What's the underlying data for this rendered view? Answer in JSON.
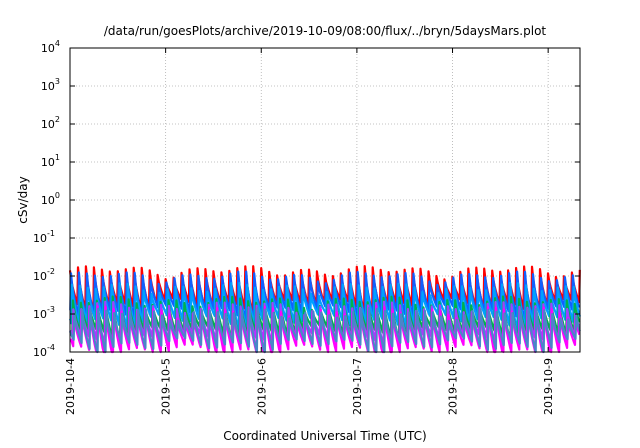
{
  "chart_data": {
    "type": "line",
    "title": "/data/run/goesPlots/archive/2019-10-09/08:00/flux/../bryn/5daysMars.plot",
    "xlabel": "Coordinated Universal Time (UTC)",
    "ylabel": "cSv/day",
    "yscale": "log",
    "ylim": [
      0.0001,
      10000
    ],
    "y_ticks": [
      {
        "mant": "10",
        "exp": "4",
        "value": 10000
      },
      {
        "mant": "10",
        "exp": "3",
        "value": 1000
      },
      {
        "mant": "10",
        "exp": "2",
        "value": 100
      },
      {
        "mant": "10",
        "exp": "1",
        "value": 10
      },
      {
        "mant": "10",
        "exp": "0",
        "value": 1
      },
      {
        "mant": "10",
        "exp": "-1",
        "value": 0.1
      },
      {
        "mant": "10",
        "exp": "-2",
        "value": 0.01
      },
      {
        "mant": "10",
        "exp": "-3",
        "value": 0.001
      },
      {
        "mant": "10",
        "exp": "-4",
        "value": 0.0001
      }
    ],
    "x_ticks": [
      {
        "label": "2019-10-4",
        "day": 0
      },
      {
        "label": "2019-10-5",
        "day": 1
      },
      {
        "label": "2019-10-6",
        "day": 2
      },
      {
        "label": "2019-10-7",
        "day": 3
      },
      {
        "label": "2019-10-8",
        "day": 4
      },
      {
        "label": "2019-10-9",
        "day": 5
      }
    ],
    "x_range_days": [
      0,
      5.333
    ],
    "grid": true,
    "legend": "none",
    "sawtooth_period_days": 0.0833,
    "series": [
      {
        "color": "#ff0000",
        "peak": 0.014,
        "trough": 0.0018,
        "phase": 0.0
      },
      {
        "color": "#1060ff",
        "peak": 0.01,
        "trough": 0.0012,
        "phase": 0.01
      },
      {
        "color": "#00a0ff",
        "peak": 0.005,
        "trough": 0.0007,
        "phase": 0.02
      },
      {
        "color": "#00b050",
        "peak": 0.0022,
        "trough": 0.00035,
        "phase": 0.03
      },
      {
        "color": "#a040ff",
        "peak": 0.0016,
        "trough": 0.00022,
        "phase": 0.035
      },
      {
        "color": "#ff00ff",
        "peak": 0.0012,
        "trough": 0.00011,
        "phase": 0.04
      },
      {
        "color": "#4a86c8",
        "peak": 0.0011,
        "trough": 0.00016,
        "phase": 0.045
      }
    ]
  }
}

== Requirements ==
Copy all lines of the material above where the string "peak" occurs.

== Written solution ==
        "peak": 0.014,
        "peak": 0.01,
        "peak": 0.005,
        "peak": 0.0022,
        "peak": 0.0016,
        "peak": 0.0012,
        "peak": 0.0011,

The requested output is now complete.